---------- Study material ----------

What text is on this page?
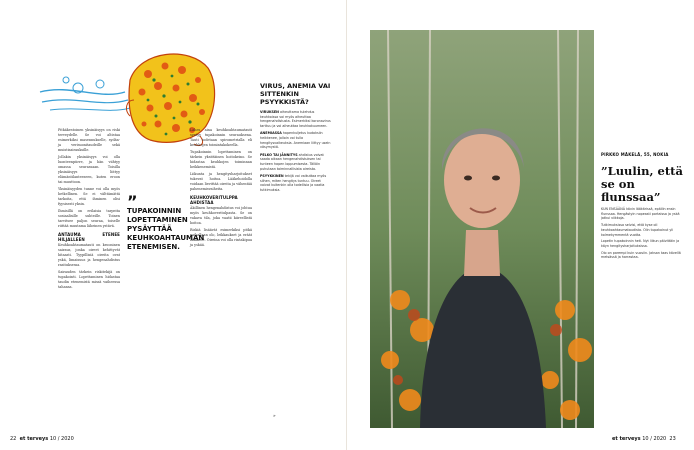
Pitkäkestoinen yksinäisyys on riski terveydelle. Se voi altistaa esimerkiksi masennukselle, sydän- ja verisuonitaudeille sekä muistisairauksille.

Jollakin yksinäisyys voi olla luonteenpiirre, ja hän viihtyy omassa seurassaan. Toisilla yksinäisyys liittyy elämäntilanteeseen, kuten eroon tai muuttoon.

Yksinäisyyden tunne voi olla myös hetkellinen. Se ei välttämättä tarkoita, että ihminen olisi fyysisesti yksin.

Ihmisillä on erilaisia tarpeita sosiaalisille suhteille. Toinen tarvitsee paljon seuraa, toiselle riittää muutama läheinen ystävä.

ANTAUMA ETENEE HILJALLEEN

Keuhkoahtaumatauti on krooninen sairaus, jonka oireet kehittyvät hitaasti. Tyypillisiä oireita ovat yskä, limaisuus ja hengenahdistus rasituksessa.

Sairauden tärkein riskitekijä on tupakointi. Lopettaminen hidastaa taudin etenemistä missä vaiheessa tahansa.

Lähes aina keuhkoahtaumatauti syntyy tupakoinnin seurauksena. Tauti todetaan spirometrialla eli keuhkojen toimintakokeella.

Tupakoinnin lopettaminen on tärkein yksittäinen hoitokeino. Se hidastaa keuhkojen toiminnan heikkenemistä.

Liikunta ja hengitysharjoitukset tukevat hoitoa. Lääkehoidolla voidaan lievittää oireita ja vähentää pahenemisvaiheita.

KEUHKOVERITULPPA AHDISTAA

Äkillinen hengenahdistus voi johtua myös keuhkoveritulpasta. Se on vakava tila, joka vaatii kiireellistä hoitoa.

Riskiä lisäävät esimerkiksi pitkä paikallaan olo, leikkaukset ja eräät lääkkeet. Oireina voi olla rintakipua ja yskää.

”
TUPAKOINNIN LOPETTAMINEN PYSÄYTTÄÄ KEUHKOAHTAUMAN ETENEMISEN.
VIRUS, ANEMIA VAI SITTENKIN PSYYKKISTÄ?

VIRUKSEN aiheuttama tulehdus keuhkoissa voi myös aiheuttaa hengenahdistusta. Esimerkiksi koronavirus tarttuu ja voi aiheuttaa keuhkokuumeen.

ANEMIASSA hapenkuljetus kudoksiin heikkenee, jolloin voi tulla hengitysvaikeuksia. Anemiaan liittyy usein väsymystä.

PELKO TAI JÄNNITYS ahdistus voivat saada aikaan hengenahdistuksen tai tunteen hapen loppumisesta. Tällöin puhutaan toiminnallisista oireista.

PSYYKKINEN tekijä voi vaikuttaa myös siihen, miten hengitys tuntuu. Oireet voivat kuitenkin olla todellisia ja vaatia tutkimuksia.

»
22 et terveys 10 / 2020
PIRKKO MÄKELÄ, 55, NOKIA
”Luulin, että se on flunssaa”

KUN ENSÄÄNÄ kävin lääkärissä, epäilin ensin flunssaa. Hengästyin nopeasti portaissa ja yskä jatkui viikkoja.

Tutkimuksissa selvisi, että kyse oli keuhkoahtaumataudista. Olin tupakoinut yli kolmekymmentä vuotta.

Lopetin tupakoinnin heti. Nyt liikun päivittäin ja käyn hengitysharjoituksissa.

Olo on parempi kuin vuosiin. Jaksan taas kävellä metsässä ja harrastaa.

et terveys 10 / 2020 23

----------

Task brief:
A verbatim copy of the data, free of pictures, is the expected answer.

Problem solution:
What text is on this page?
Pitkäkestoinen yksinäisyys on riski terveydelle. Se voi altistaa esimerkiksi masennukselle, sydän- ja verisuonitaudeille sekä muistisairauksille.

Jollakin yksinäisyys voi olla luonteenpiirre, ja hän viihtyy omassa seurassaan. Toisilla yksinäisyys liittyy elämäntilanteeseen, kuten eroon tai muuttoon.

Yksinäisyyden tunne voi olla myös hetkellinen. Se ei välttämättä tarkoita, että ihminen olisi fyysisesti yksin.

Ihmisillä on erilaisia tarpeita sosiaalisille suhteille. Toinen tarvitsee paljon seuraa, toiselle riittää muutama läheinen ystävä.

ANTAUMA ETENEE HILJALLEEN

Keuhkoahtaumatauti on krooninen sairaus, jonka oireet kehittyvät hitaasti. Tyypillisiä oireita ovat yskä, limaisuus ja hengenahdistus rasituksessa.

Sairauden tärkein riskitekijä on tupakointi. Lopettaminen hidastaa taudin etenemistä missä vaiheessa tahansa.

Lähes aina keuhkoahtaumatauti syntyy tupakoinnin seurauksena. Tauti todetaan spirometrialla eli keuhkojen toimintakokeella.

Tupakoinnin lopettaminen on tärkein yksittäinen hoitokeino. Se hidastaa keuhkojen toiminnan heikkenemistä.

Liikunta ja hengitysharjoitukset tukevat hoitoa. Lääkehoidolla voidaan lievittää oireita ja vähentää pahenemisvaiheita.

KEUHKOVERITULPPA AHDISTAA

Äkillinen hengenahdistus voi johtua myös keuhkoveritulpasta. Se on vakava tila, joka vaatii kiireellistä hoitoa.

Riskiä lisäävät esimerkiksi pitkä paikallaan olo, leikkaukset ja eräät lääkkeet. Oireina voi olla rintakipua ja yskää.

”
TUPAKOINNIN LOPETTAMINEN PYSÄYTTÄÄ KEUHKOAHTAUMAN ETENEMISEN.
VIRUS, ANEMIA VAI SITTENKIN PSYYKKISTÄ?

VIRUKSEN aiheuttama tulehdus keuhkoissa voi myös aiheuttaa hengenahdistusta. Esimerkiksi koronavirus tarttuu ja voi aiheuttaa keuhkokuumeen.

ANEMIASSA hapenkuljetus kudoksiin heikkenee, jolloin voi tulla hengitysvaikeuksia. Anemiaan liittyy usein väsymystä.

PELKO TAI JÄNNITYS ahdistus voivat saada aikaan hengenahdistuksen tai tunteen hapen loppumisesta. Tällöin puhutaan toiminnallisista oireista.

PSYYKKINEN tekijä voi vaikuttaa myös siihen, miten hengitys tuntuu. Oireet voivat kuitenkin olla todellisia ja vaatia tutkimuksia.

»
22 et terveys 10 / 2020
PIRKKO MÄKELÄ, 55, NOKIA
”Luulin, että se on flunssaa”

KUN ENSÄÄNÄ kävin lääkärissä, epäilin ensin flunssaa. Hengästyin nopeasti portaissa ja yskä jatkui viikkoja.

Tutkimuksissa selvisi, että kyse oli keuhkoahtaumataudista. Olin tupakoinut yli kolmekymmentä vuotta.

Lopetin tupakoinnin heti. Nyt liikun päivittäin ja käyn hengitysharjoituksissa.

Olo on parempi kuin vuosiin. Jaksan taas kävellä metsässä ja harrastaa.

et terveys 10 / 2020 23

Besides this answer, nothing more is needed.